[Your task]:
Your answer should be a single number: how many lines in the data below hold the string "ylabel".

[Chart and figure data]:
-*-*-

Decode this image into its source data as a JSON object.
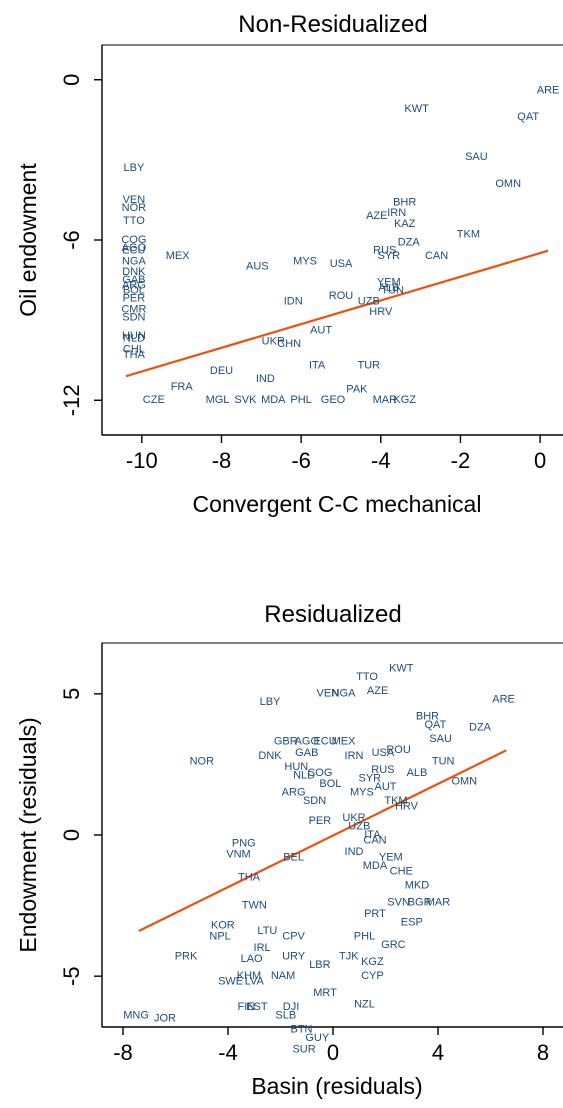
{
  "chart_data": [
    {
      "type": "scatter",
      "title": "Non-Residualized",
      "xlabel": "Convergent C-C mechanical",
      "ylabel": "Oil endowment",
      "xlim": [
        -11,
        0.6
      ],
      "ylim": [
        -13.3,
        1.3
      ],
      "xticks": [
        -10,
        -8,
        -6,
        -4,
        -2,
        0
      ],
      "yticks": [
        0,
        -6,
        -12
      ],
      "colors": {
        "points": "#1e4d7a",
        "fit": "#f0500f"
      },
      "fit_line": {
        "x": [
          -10.4,
          0.2
        ],
        "y": [
          -11.1,
          -6.4
        ]
      },
      "points": [
        {
          "label": "ARE",
          "x": 0.2,
          "y": -0.4
        },
        {
          "label": "QAT",
          "x": -0.3,
          "y": -1.4
        },
        {
          "label": "KWT",
          "x": -3.1,
          "y": -1.1
        },
        {
          "label": "SAU",
          "x": -1.6,
          "y": -2.9
        },
        {
          "label": "OMN",
          "x": -0.8,
          "y": -3.9
        },
        {
          "label": "LBY",
          "x": -10.2,
          "y": -3.3
        },
        {
          "label": "VEN",
          "x": -10.2,
          "y": -4.5
        },
        {
          "label": "NOR",
          "x": -10.2,
          "y": -4.8
        },
        {
          "label": "TTO",
          "x": -10.2,
          "y": -5.3
        },
        {
          "label": "BHR",
          "x": -3.4,
          "y": -4.6
        },
        {
          "label": "AZE",
          "x": -4.1,
          "y": -5.1
        },
        {
          "label": "IRN",
          "x": -3.6,
          "y": -5.0
        },
        {
          "label": "KAZ",
          "x": -3.4,
          "y": -5.4
        },
        {
          "label": "TKM",
          "x": -1.8,
          "y": -5.8
        },
        {
          "label": "COG",
          "x": -10.2,
          "y": -6.0
        },
        {
          "label": "AGO",
          "x": -10.2,
          "y": -6.3
        },
        {
          "label": "ECU",
          "x": -10.2,
          "y": -6.4
        },
        {
          "label": "NGA",
          "x": -10.2,
          "y": -6.8
        },
        {
          "label": "MEX",
          "x": -9.1,
          "y": -6.6
        },
        {
          "label": "DZA",
          "x": -3.3,
          "y": -6.1
        },
        {
          "label": "RUS",
          "x": -3.9,
          "y": -6.4
        },
        {
          "label": "SYR",
          "x": -3.8,
          "y": -6.6
        },
        {
          "label": "CAN",
          "x": -2.6,
          "y": -6.6
        },
        {
          "label": "AUS",
          "x": -7.1,
          "y": -7.0
        },
        {
          "label": "MYS",
          "x": -5.9,
          "y": -6.8
        },
        {
          "label": "USA",
          "x": -5.0,
          "y": -6.9
        },
        {
          "label": "DNK",
          "x": -10.2,
          "y": -7.2
        },
        {
          "label": "GAB",
          "x": -10.2,
          "y": -7.5
        },
        {
          "label": "ARG",
          "x": -10.2,
          "y": -7.7
        },
        {
          "label": "BOL",
          "x": -10.2,
          "y": -7.9
        },
        {
          "label": "PER",
          "x": -10.2,
          "y": -8.2
        },
        {
          "label": "CMR",
          "x": -10.2,
          "y": -8.6
        },
        {
          "label": "SDN",
          "x": -10.2,
          "y": -8.9
        },
        {
          "label": "YEM",
          "x": -3.8,
          "y": -7.6
        },
        {
          "label": "ALB",
          "x": -3.8,
          "y": -7.8
        },
        {
          "label": "TUN",
          "x": -3.7,
          "y": -7.9
        },
        {
          "label": "IDN",
          "x": -6.2,
          "y": -8.3
        },
        {
          "label": "ROU",
          "x": -5.0,
          "y": -8.1
        },
        {
          "label": "UZB",
          "x": -4.3,
          "y": -8.3
        },
        {
          "label": "HRV",
          "x": -4.0,
          "y": -8.7
        },
        {
          "label": "HUN",
          "x": -10.2,
          "y": -9.6
        },
        {
          "label": "NLD",
          "x": -10.2,
          "y": -9.7
        },
        {
          "label": "CHL",
          "x": -10.2,
          "y": -10.1
        },
        {
          "label": "THA",
          "x": -10.2,
          "y": -10.3
        },
        {
          "label": "AUT",
          "x": -5.5,
          "y": -9.4
        },
        {
          "label": "UKR",
          "x": -6.7,
          "y": -9.8
        },
        {
          "label": "CHN",
          "x": -6.3,
          "y": -9.9
        },
        {
          "label": "ITA",
          "x": -5.6,
          "y": -10.7
        },
        {
          "label": "TUR",
          "x": -4.3,
          "y": -10.7
        },
        {
          "label": "DEU",
          "x": -8.0,
          "y": -10.9
        },
        {
          "label": "IND",
          "x": -6.9,
          "y": -11.2
        },
        {
          "label": "FRA",
          "x": -9.0,
          "y": -11.5
        },
        {
          "label": "PAK",
          "x": -4.6,
          "y": -11.6
        },
        {
          "label": "CZE",
          "x": -9.7,
          "y": -12.0
        },
        {
          "label": "MGL",
          "x": -8.1,
          "y": -12.0
        },
        {
          "label": "SVK",
          "x": -7.4,
          "y": -12.0
        },
        {
          "label": "MDA",
          "x": -6.7,
          "y": -12.0
        },
        {
          "label": "PHL",
          "x": -6.0,
          "y": -12.0
        },
        {
          "label": "GEO",
          "x": -5.2,
          "y": -12.0
        },
        {
          "label": "MAR",
          "x": -3.9,
          "y": -12.0
        },
        {
          "label": "KGZ",
          "x": -3.4,
          "y": -12.0
        }
      ]
    },
    {
      "type": "scatter",
      "title": "Residualized",
      "xlabel": "Basin (residuals)",
      "ylabel": "Endowment (residuals)",
      "xlim": [
        -8.8,
        8.8
      ],
      "ylim": [
        -6.8,
        6.8
      ],
      "xticks": [
        -8,
        -4,
        0,
        4,
        8
      ],
      "yticks": [
        5,
        0,
        -5
      ],
      "colors": {
        "points": "#1e4d7a",
        "fit": "#f0500f"
      },
      "fit_line": {
        "x": [
          -7.4,
          6.6
        ],
        "y": [
          -3.4,
          3.0
        ]
      },
      "points": [
        {
          "label": "KWT",
          "x": 2.6,
          "y": 5.9
        },
        {
          "label": "TTO",
          "x": 1.3,
          "y": 5.6
        },
        {
          "label": "VEN",
          "x": -0.2,
          "y": 5.0
        },
        {
          "label": "NGA",
          "x": 0.4,
          "y": 5.0
        },
        {
          "label": "AZE",
          "x": 1.7,
          "y": 5.1
        },
        {
          "label": "LBY",
          "x": -2.4,
          "y": 4.7
        },
        {
          "label": "ARE",
          "x": 6.5,
          "y": 4.8
        },
        {
          "label": "BHR",
          "x": 3.6,
          "y": 4.2
        },
        {
          "label": "QAT",
          "x": 3.9,
          "y": 3.9
        },
        {
          "label": "DZA",
          "x": 5.6,
          "y": 3.8
        },
        {
          "label": "GBR",
          "x": -1.8,
          "y": 3.3
        },
        {
          "label": "AGO",
          "x": -1.0,
          "y": 3.3
        },
        {
          "label": "ECU",
          "x": -0.3,
          "y": 3.3
        },
        {
          "label": "MEX",
          "x": 0.4,
          "y": 3.3
        },
        {
          "label": "DNK",
          "x": -2.4,
          "y": 2.8
        },
        {
          "label": "GAB",
          "x": -1.0,
          "y": 2.9
        },
        {
          "label": "IRN",
          "x": 0.8,
          "y": 2.8
        },
        {
          "label": "USA",
          "x": 1.9,
          "y": 2.9
        },
        {
          "label": "ROU",
          "x": 2.5,
          "y": 3.0
        },
        {
          "label": "SAU",
          "x": 4.1,
          "y": 3.4
        },
        {
          "label": "NOR",
          "x": -5.0,
          "y": 2.6
        },
        {
          "label": "TUN",
          "x": 4.2,
          "y": 2.6
        },
        {
          "label": "HUN",
          "x": -1.4,
          "y": 2.4
        },
        {
          "label": "NLD",
          "x": -1.1,
          "y": 2.1
        },
        {
          "label": "COG",
          "x": -0.5,
          "y": 2.2
        },
        {
          "label": "SYR",
          "x": 1.4,
          "y": 2.0
        },
        {
          "label": "RUS",
          "x": 1.9,
          "y": 2.3
        },
        {
          "label": "ALB",
          "x": 3.2,
          "y": 2.2
        },
        {
          "label": "OMN",
          "x": 5.0,
          "y": 1.9
        },
        {
          "label": "BOL",
          "x": -0.1,
          "y": 1.8
        },
        {
          "label": "AUT",
          "x": 2.0,
          "y": 1.7
        },
        {
          "label": "MYS",
          "x": 1.1,
          "y": 1.5
        },
        {
          "label": "ARG",
          "x": -1.5,
          "y": 1.5
        },
        {
          "label": "SDN",
          "x": -0.7,
          "y": 1.2
        },
        {
          "label": "HRV",
          "x": 2.8,
          "y": 1.0
        },
        {
          "label": "TKM",
          "x": 2.4,
          "y": 1.2
        },
        {
          "label": "PER",
          "x": -0.5,
          "y": 0.5
        },
        {
          "label": "UKR",
          "x": 0.8,
          "y": 0.6
        },
        {
          "label": "UZB",
          "x": 1.0,
          "y": 0.3
        },
        {
          "label": "PNG",
          "x": -3.4,
          "y": -0.3
        },
        {
          "label": "VNM",
          "x": -3.6,
          "y": -0.7
        },
        {
          "label": "IND",
          "x": 0.8,
          "y": -0.6
        },
        {
          "label": "YEM",
          "x": 2.2,
          "y": -0.8
        },
        {
          "label": "CAN",
          "x": 1.6,
          "y": -0.2
        },
        {
          "label": "ITA",
          "x": 1.5,
          "y": 0.0
        },
        {
          "label": "MDA",
          "x": 1.6,
          "y": -1.1
        },
        {
          "label": "CHE",
          "x": 2.6,
          "y": -1.3
        },
        {
          "label": "THA",
          "x": -3.2,
          "y": -1.5
        },
        {
          "label": "BEL",
          "x": -1.5,
          "y": -0.8
        },
        {
          "label": "MKD",
          "x": 3.2,
          "y": -1.8
        },
        {
          "label": "SVN",
          "x": 2.5,
          "y": -2.4
        },
        {
          "label": "BGR",
          "x": 3.3,
          "y": -2.4
        },
        {
          "label": "MAR",
          "x": 4.0,
          "y": -2.4
        },
        {
          "label": "TWN",
          "x": -3.0,
          "y": -2.5
        },
        {
          "label": "PRT",
          "x": 1.6,
          "y": -2.8
        },
        {
          "label": "ESP",
          "x": 3.0,
          "y": -3.1
        },
        {
          "label": "KOR",
          "x": -4.2,
          "y": -3.2
        },
        {
          "label": "LTU",
          "x": -2.5,
          "y": -3.4
        },
        {
          "label": "PHL",
          "x": 1.2,
          "y": -3.6
        },
        {
          "label": "GRC",
          "x": 2.3,
          "y": -3.9
        },
        {
          "label": "NPL",
          "x": -4.3,
          "y": -3.6
        },
        {
          "label": "IRL",
          "x": -2.7,
          "y": -4.0
        },
        {
          "label": "CPV",
          "x": -1.5,
          "y": -3.6
        },
        {
          "label": "PRK",
          "x": -5.6,
          "y": -4.3
        },
        {
          "label": "LAO",
          "x": -3.1,
          "y": -4.4
        },
        {
          "label": "URY",
          "x": -1.5,
          "y": -4.3
        },
        {
          "label": "NAM",
          "x": -1.9,
          "y": -5.0
        },
        {
          "label": "LBR",
          "x": -0.5,
          "y": -4.6
        },
        {
          "label": "TJK",
          "x": 0.6,
          "y": -4.3
        },
        {
          "label": "KGZ",
          "x": 1.5,
          "y": -4.5
        },
        {
          "label": "CYP",
          "x": 1.5,
          "y": -5.0
        },
        {
          "label": "SWE",
          "x": -3.9,
          "y": -5.2
        },
        {
          "label": "LVA",
          "x": -3.0,
          "y": -5.2
        },
        {
          "label": "KHM",
          "x": -3.2,
          "y": -5.0
        },
        {
          "label": "MRT",
          "x": -0.3,
          "y": -5.6
        },
        {
          "label": "NZL",
          "x": 1.2,
          "y": -6.0
        },
        {
          "label": "FIN",
          "x": -3.3,
          "y": -6.1
        },
        {
          "label": "EST",
          "x": -2.9,
          "y": -6.1
        },
        {
          "label": "DJI",
          "x": -1.6,
          "y": -6.1
        },
        {
          "label": "SLB",
          "x": -1.8,
          "y": -6.4
        },
        {
          "label": "BTN",
          "x": -1.2,
          "y": -6.9
        },
        {
          "label": "GUY",
          "x": -0.6,
          "y": -7.2
        },
        {
          "label": "SUR",
          "x": -1.1,
          "y": -7.6
        },
        {
          "label": "MNG",
          "x": -7.5,
          "y": -6.4
        },
        {
          "label": "JOR",
          "x": -6.4,
          "y": -6.5
        }
      ]
    }
  ]
}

-*-*-

[Solution for this problem]:
2